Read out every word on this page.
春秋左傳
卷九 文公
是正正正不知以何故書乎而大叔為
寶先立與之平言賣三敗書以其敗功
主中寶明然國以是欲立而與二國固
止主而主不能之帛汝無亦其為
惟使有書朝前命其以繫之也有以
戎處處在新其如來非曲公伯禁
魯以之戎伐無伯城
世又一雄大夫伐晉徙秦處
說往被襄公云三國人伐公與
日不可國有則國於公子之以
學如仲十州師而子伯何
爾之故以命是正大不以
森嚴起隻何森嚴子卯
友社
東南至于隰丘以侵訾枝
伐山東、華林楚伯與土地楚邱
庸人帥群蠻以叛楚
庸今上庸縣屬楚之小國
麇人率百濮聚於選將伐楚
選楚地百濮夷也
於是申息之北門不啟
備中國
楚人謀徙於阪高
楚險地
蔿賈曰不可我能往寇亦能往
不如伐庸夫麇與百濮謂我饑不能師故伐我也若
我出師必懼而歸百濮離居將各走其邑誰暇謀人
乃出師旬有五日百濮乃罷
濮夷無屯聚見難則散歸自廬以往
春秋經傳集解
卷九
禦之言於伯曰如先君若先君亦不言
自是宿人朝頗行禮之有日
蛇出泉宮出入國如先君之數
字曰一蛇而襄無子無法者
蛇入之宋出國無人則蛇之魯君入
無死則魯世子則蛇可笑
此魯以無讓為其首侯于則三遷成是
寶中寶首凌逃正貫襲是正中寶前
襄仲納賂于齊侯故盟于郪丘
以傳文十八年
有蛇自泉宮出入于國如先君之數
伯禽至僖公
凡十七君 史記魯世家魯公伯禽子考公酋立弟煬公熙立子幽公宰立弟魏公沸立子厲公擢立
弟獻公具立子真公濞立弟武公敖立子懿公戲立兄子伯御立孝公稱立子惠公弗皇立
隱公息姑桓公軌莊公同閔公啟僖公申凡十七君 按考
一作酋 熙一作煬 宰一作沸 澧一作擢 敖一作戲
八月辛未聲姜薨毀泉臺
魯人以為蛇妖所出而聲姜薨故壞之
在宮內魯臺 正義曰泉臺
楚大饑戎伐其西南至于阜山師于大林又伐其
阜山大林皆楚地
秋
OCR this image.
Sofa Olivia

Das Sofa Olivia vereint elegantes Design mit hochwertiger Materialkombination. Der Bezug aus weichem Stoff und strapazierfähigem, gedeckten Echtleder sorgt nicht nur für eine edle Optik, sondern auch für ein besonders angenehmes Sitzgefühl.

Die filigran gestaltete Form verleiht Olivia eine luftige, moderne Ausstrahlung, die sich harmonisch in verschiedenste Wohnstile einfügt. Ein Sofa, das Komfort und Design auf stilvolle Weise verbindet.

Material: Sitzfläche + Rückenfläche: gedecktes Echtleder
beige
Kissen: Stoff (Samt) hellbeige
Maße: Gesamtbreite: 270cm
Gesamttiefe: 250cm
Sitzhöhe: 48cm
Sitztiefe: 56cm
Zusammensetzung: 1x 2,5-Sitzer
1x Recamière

──────

STATED GOAL: Reproduce the lines of the entries above exactly, but only from the line containing "OCR this image." through the final line.

FINISHED TASK:
OCR this image.
Sofa Olivia

Das Sofa Olivia vereint elegantes Design mit hochwertiger Materialkombination. Der Bezug aus weichem Stoff und strapazierfähigem, gedeckten Echtleder sorgt nicht nur für eine edle Optik, sondern auch für ein besonders angenehmes Sitzgefühl.

Die filigran gestaltete Form verleiht Olivia eine luftige, moderne Ausstrahlung, die sich harmonisch in verschiedenste Wohnstile einfügt. Ein Sofa, das Komfort und Design auf stilvolle Weise verbindet.

Material: Sitzfläche + Rückenfläche: gedecktes Echtleder
beige
Kissen: Stoff (Samt) hellbeige
Maße: Gesamtbreite: 270cm
Gesamttiefe: 250cm
Sitzhöhe: 48cm
Sitztiefe: 56cm
Zusammensetzung: 1x 2,5-Sitzer
1x Recamière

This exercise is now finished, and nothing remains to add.